─── EXCERTO DA PÁGINA ───
Política

João Lourenço reitera cessar-fogo na guerra entre Moscovo e Kiev

O Presidente João Lourenço instou, nesta segunda-feira, em Lisboa, a comunidade internacional a procurar um cessar-fogo incondicional na guerra entre Moscovo e Kiev, defendendo que “o mundo não suporta” um conflito “no coração da Europa”.

27/06/2022  Última atualização 13H43
Presidente da República, João Lourenço © Fotografia por: EDIÇÕES NOVEMBRO | Arquivo

"Num momento em que não se conseguiu ainda superar a tensão reinante no Sudeste Asiático, na península coreana nem no Golfo Pérsico, qualquer uma delas com potencial de evoluir para uma confrontação nuclear, o mundo já não suporta o eclodir e manutenção de um novo conflito em pleno coração da Europa pelas consequências que tem para a economia global, mas sobretudo para a paz e a segurança mundial”, afirmou o estadista angolano ao discursar no plenário da Conferência dos Oceanos das Nações Unidas. 

Num discurso em que se concentrava na importância dos "oceanos, dos mares e das infra-estruturas terrestres a eles ligados”, como os portos comerciais, João Lourenço exemplificou que o bloqueio dos portos ucranianos no Mar Negro "está a causar a crise alimentar global” actual, devido à escassez de cereais, fertilizantes e oleaginosas.

A esse respeito, prosseguiu, importa que a União Europeia, as Nações Unidas e, de uma forma geral, toda a comunidade internacional, priorize e concentre os seus principais esforços na busca de um cessar-fogo imediato e incondicional, seguido de negociações com as partes consideradas importantes para se alcançar e construir uma paz que seja verdadeiramente duradoura para a Europa e o resto do mundo.
─── DADOS ───
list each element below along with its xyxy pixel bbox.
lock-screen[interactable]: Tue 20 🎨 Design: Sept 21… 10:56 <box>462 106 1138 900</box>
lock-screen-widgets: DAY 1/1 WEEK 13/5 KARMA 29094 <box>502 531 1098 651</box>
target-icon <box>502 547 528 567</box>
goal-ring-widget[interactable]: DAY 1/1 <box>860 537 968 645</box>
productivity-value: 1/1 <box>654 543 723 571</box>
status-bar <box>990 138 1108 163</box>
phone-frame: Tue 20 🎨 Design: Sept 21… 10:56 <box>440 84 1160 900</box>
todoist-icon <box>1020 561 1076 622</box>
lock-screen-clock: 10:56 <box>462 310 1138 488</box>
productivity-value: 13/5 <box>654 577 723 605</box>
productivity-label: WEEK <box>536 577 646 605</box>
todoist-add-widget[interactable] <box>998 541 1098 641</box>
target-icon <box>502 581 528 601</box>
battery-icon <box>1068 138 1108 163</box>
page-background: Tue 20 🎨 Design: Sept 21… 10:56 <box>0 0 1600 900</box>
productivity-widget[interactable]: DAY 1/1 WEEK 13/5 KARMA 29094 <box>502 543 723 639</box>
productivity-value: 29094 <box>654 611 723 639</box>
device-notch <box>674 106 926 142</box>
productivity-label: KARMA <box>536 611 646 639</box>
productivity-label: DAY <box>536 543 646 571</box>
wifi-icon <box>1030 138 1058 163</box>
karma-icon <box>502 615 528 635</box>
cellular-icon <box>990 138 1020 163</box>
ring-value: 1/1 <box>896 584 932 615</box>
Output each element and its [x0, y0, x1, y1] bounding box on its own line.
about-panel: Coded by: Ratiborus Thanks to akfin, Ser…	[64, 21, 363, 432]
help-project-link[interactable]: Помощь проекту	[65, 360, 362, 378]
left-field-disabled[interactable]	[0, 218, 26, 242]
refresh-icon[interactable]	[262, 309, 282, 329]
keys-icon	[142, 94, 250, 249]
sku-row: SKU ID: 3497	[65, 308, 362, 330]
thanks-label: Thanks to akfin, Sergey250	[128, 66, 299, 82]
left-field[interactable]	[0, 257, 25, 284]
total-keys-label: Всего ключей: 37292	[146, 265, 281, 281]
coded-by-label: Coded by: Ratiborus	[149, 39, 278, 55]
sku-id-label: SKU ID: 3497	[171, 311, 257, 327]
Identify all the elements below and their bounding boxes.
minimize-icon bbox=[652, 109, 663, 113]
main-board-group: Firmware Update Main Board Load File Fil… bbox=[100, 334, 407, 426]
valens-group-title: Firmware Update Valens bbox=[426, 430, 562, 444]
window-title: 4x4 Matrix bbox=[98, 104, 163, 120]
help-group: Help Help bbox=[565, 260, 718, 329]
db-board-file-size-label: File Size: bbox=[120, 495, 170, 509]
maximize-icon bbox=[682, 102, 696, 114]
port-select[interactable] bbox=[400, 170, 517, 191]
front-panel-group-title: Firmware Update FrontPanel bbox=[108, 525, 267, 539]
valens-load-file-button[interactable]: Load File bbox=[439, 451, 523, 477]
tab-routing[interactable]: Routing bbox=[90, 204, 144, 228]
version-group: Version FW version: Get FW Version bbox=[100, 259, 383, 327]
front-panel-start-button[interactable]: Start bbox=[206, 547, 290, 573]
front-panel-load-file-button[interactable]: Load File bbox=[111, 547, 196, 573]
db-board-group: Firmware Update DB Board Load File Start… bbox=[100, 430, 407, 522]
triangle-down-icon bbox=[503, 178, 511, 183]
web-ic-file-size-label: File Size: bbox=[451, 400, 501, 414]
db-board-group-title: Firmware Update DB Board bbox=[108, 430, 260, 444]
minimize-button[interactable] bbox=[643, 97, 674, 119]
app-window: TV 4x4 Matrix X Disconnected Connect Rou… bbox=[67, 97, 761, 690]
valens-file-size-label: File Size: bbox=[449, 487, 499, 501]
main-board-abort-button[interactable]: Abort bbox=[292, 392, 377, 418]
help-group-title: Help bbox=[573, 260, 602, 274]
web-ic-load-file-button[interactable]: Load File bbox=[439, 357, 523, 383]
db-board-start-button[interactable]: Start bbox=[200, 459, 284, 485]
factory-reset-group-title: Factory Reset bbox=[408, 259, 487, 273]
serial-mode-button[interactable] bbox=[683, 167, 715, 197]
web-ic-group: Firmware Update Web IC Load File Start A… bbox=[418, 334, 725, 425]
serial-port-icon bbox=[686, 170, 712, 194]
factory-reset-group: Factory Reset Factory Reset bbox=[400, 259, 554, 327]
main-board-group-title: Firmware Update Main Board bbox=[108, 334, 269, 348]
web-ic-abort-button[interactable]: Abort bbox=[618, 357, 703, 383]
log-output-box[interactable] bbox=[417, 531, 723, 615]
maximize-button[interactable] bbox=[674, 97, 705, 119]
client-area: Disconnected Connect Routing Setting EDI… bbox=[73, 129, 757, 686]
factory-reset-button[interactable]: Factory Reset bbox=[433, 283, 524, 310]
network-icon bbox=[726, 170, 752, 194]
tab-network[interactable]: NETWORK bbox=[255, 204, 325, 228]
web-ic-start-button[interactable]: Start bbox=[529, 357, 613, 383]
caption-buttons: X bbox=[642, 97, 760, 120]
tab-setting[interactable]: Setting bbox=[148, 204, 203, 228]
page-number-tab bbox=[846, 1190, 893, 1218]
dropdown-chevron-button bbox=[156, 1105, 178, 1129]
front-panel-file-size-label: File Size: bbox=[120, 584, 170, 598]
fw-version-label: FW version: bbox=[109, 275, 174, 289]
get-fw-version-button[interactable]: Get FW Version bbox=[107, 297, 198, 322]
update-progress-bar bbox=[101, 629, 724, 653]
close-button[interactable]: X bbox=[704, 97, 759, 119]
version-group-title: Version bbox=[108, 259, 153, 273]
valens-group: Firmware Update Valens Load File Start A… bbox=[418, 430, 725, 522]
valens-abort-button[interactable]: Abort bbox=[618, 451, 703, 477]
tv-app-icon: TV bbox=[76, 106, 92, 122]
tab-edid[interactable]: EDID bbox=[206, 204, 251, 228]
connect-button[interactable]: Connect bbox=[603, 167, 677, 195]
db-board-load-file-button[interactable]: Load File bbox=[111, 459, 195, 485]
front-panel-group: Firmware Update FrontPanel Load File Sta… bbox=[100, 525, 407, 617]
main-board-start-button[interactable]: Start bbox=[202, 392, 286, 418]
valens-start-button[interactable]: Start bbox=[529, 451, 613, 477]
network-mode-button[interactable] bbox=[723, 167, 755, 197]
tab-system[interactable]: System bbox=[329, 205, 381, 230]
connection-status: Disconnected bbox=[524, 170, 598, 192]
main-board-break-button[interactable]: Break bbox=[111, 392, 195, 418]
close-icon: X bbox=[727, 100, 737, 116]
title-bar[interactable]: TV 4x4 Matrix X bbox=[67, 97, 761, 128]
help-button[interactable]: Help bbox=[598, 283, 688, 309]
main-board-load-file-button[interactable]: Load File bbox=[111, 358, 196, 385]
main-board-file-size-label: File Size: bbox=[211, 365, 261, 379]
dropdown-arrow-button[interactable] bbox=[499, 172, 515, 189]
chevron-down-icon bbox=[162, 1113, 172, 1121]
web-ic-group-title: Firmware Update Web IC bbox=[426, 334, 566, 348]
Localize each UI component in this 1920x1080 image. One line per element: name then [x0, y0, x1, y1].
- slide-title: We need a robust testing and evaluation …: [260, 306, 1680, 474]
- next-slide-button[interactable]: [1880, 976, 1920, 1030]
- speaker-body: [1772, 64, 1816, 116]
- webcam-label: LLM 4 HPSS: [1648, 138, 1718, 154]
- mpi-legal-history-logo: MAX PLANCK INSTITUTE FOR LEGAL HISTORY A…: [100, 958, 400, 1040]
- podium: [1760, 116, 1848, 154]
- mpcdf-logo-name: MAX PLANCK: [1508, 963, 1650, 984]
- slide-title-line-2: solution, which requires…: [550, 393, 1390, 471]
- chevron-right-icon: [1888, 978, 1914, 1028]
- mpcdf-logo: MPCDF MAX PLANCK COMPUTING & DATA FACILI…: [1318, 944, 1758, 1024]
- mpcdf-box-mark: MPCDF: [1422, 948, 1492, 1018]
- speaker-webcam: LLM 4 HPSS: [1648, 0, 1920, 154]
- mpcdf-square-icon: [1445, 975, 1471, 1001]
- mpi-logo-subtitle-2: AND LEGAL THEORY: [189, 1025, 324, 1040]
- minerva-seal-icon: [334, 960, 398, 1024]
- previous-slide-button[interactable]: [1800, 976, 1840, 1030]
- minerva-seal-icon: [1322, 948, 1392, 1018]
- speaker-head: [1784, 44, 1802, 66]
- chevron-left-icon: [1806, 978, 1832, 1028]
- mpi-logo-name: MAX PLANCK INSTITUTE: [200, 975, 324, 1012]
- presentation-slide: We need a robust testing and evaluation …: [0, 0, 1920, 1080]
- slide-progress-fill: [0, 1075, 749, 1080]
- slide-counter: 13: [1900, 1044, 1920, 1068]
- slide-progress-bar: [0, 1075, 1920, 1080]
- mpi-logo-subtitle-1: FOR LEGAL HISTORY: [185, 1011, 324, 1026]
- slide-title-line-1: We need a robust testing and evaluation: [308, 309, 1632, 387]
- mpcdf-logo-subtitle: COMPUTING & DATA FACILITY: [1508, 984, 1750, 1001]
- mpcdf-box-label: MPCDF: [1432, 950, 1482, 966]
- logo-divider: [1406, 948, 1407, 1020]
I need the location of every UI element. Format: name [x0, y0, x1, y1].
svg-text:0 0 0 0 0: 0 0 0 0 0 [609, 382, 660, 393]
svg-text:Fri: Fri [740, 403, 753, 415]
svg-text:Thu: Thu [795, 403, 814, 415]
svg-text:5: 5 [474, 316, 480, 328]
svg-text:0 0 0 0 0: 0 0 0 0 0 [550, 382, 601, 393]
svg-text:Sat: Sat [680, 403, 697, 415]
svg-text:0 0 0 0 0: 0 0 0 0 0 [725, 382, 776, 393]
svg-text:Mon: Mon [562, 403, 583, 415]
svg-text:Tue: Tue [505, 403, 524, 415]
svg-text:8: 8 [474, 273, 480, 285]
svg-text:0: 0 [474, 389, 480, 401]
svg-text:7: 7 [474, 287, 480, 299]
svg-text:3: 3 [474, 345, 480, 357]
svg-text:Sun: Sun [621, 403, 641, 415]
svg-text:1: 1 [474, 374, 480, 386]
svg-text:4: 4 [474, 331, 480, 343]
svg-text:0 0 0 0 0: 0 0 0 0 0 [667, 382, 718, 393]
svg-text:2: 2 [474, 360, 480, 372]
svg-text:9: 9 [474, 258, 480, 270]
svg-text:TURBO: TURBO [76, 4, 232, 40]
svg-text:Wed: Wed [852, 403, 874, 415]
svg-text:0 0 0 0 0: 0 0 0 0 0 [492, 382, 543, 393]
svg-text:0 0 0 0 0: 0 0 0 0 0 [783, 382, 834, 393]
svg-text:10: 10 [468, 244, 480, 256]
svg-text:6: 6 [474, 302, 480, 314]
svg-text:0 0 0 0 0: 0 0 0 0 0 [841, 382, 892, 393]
───
> **OBJETIVO DO EXERCÍCIO**
No texto sobre o apelo ao cessar-fogo, troque "Kiev" por "Kyiv" e transcreva o trecho começando em "O Presidente João" e seguindo até "das Nações Unidas.".

> **RESPOSTA**
O Presidente João Lourenço instou, nesta segunda-feira, em Lisboa, a comunidade internacional a procurar um cessar-fogo incondicional na guerra entre Moscovo e Kyiv, defendendo que “o mundo não suporta” um conflito “no coração da Europa”.

27/06/2022  Última atualização 13H43
Presidente da República, João Lourenço © Fotografia por: EDIÇÕES NOVEMBRO | Arquivo

"Num momento em que não se conseguiu ainda superar a tensão reinante no Sudeste Asiático, na península coreana nem no Golfo Pérsico, qualquer uma delas com potencial de evoluir para uma confrontação nuclear, o mundo já não suporta o eclodir e manutenção de um novo conflito em pleno coração da Europa pelas consequências que tem para a economia global, mas sobretudo para a paz e a segurança mundial”, afirmou o estadista angolano ao discursar no plenário da Conferência dos Oceanos das Nações Unidas.